--- SOURCE RECORDS ---

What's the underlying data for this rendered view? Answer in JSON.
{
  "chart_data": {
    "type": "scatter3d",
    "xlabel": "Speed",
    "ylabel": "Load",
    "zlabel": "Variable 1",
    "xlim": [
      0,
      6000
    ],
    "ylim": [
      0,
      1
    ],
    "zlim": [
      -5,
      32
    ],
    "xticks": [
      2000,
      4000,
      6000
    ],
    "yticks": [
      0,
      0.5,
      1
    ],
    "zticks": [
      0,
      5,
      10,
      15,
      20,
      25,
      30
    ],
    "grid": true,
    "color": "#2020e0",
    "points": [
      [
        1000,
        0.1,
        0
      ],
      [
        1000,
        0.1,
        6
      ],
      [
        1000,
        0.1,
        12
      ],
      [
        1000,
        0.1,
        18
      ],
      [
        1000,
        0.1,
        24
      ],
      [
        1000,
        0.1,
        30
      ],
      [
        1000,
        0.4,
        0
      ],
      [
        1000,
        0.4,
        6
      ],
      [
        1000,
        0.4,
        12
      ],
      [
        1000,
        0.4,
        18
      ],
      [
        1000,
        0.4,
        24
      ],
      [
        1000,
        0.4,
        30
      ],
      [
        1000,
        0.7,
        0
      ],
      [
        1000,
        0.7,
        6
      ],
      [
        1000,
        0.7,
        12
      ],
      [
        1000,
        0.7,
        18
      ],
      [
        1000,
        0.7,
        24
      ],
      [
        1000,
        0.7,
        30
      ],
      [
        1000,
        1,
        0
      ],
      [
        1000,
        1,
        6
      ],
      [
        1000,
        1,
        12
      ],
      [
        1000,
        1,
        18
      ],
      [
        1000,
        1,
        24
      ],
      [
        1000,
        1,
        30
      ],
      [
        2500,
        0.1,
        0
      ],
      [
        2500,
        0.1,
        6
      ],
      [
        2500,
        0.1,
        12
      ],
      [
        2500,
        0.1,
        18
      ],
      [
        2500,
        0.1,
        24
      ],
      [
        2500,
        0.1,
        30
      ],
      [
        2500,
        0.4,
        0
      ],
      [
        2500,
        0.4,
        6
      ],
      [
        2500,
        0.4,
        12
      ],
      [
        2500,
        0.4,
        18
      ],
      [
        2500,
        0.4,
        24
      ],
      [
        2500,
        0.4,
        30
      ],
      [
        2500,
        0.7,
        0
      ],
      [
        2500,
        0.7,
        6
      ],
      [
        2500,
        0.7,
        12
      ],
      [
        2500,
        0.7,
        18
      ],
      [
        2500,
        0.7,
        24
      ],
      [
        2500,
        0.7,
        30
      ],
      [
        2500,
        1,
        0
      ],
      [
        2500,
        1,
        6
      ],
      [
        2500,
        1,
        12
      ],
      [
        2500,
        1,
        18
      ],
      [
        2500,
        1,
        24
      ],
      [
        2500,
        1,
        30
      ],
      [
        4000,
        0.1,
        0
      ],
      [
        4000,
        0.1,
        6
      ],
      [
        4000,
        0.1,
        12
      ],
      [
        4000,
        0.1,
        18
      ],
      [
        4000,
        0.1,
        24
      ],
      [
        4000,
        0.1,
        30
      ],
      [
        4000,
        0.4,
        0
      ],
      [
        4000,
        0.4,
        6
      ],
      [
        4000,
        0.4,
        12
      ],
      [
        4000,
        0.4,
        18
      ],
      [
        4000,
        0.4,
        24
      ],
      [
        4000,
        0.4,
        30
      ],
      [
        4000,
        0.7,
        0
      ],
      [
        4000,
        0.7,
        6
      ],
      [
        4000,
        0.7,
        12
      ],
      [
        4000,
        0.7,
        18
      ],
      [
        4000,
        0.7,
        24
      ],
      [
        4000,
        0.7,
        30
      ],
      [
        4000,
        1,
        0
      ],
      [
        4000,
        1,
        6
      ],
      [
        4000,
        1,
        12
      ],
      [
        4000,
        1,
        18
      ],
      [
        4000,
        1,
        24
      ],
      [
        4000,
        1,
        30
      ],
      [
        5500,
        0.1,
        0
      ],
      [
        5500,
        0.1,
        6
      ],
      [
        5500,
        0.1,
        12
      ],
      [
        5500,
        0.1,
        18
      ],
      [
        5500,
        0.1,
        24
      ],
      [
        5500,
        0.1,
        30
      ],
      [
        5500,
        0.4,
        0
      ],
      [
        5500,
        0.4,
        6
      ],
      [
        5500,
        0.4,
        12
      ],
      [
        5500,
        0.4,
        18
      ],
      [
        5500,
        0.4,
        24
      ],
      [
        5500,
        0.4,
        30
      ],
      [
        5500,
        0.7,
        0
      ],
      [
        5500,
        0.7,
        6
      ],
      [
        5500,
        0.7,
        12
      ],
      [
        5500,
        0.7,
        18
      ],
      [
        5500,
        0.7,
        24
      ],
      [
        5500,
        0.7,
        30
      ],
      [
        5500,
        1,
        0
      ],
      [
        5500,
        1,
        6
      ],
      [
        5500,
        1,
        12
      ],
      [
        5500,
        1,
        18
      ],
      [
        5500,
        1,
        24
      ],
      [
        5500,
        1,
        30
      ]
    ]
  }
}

---

Each record above should be restated word for word.

§ EXERCISE RESULT:
What's the underlying data for this rendered view? Answer in JSON.
{
  "chart_data": {
    "type": "scatter3d",
    "xlabel": "Speed",
    "ylabel": "Load",
    "zlabel": "Variable 1",
    "xlim": [
      0,
      6000
    ],
    "ylim": [
      0,
      1
    ],
    "zlim": [
      -5,
      32
    ],
    "xticks": [
      2000,
      4000,
      6000
    ],
    "yticks": [
      0,
      0.5,
      1
    ],
    "zticks": [
      0,
      5,
      10,
      15,
      20,
      25,
      30
    ],
    "grid": true,
    "color": "#2020e0",
    "points": [
      [
        1000,
        0.1,
        0
      ],
      [
        1000,
        0.1,
        6
      ],
      [
        1000,
        0.1,
        12
      ],
      [
        1000,
        0.1,
        18
      ],
      [
        1000,
        0.1,
        24
      ],
      [
        1000,
        0.1,
        30
      ],
      [
        1000,
        0.4,
        0
      ],
      [
        1000,
        0.4,
        6
      ],
      [
        1000,
        0.4,
        12
      ],
      [
        1000,
        0.4,
        18
      ],
      [
        1000,
        0.4,
        24
      ],
      [
        1000,
        0.4,
        30
      ],
      [
        1000,
        0.7,
        0
      ],
      [
        1000,
        0.7,
        6
      ],
      [
        1000,
        0.7,
        12
      ],
      [
        1000,
        0.7,
        18
      ],
      [
        1000,
        0.7,
        24
      ],
      [
        1000,
        0.7,
        30
      ],
      [
        1000,
        1,
        0
      ],
      [
        1000,
        1,
        6
      ],
      [
        1000,
        1,
        12
      ],
      [
        1000,
        1,
        18
      ],
      [
        1000,
        1,
        24
      ],
      [
        1000,
        1,
        30
      ],
      [
        2500,
        0.1,
        0
      ],
      [
        2500,
        0.1,
        6
      ],
      [
        2500,
        0.1,
        12
      ],
      [
        2500,
        0.1,
        18
      ],
      [
        2500,
        0.1,
        24
      ],
      [
        2500,
        0.1,
        30
      ],
      [
        2500,
        0.4,
        0
      ],
      [
        2500,
        0.4,
        6
      ],
      [
        2500,
        0.4,
        12
      ],
      [
        2500,
        0.4,
        18
      ],
      [
        2500,
        0.4,
        24
      ],
      [
        2500,
        0.4,
        30
      ],
      [
        2500,
        0.7,
        0
      ],
      [
        2500,
        0.7,
        6
      ],
      [
        2500,
        0.7,
        12
      ],
      [
        2500,
        0.7,
        18
      ],
      [
        2500,
        0.7,
        24
      ],
      [
        2500,
        0.7,
        30
      ],
      [
        2500,
        1,
        0
      ],
      [
        2500,
        1,
        6
      ],
      [
        2500,
        1,
        12
      ],
      [
        2500,
        1,
        18
      ],
      [
        2500,
        1,
        24
      ],
      [
        2500,
        1,
        30
      ],
      [
        4000,
        0.1,
        0
      ],
      [
        4000,
        0.1,
        6
      ],
      [
        4000,
        0.1,
        12
      ],
      [
        4000,
        0.1,
        18
      ],
      [
        4000,
        0.1,
        24
      ],
      [
        4000,
        0.1,
        30
      ],
      [
        4000,
        0.4,
        0
      ],
      [
        4000,
        0.4,
        6
      ],
      [
        4000,
        0.4,
        12
      ],
      [
        4000,
        0.4,
        18
      ],
      [
        4000,
        0.4,
        24
      ],
      [
        4000,
        0.4,
        30
      ],
      [
        4000,
        0.7,
        0
      ],
      [
        4000,
        0.7,
        6
      ],
      [
        4000,
        0.7,
        12
      ],
      [
        4000,
        0.7,
        18
      ],
      [
        4000,
        0.7,
        24
      ],
      [
        4000,
        0.7,
        30
      ],
      [
        4000,
        1,
        0
      ],
      [
        4000,
        1,
        6
      ],
      [
        4000,
        1,
        12
      ],
      [
        4000,
        1,
        18
      ],
      [
        4000,
        1,
        24
      ],
      [
        4000,
        1,
        30
      ],
      [
        5500,
        0.1,
        0
      ],
      [
        5500,
        0.1,
        6
      ],
      [
        5500,
        0.1,
        12
      ],
      [
        5500,
        0.1,
        18
      ],
      [
        5500,
        0.1,
        24
      ],
      [
        5500,
        0.1,
        30
      ],
      [
        5500,
        0.4,
        0
      ],
      [
        5500,
        0.4,
        6
      ],
      [
        5500,
        0.4,
        12
      ],
      [
        5500,
        0.4,
        18
      ],
      [
        5500,
        0.4,
        24
      ],
      [
        5500,
        0.4,
        30
      ],
      [
        5500,
        0.7,
        0
      ],
      [
        5500,
        0.7,
        6
      ],
      [
        5500,
        0.7,
        12
      ],
      [
        5500,
        0.7,
        18
      ],
      [
        5500,
        0.7,
        24
      ],
      [
        5500,
        0.7,
        30
      ],
      [
        5500,
        1,
        0
      ],
      [
        5500,
        1,
        6
      ],
      [
        5500,
        1,
        12
      ],
      [
        5500,
        1,
        18
      ],
      [
        5500,
        1,
        24
      ],
      [
        5500,
        1,
        30
      ]
    ]
  }
}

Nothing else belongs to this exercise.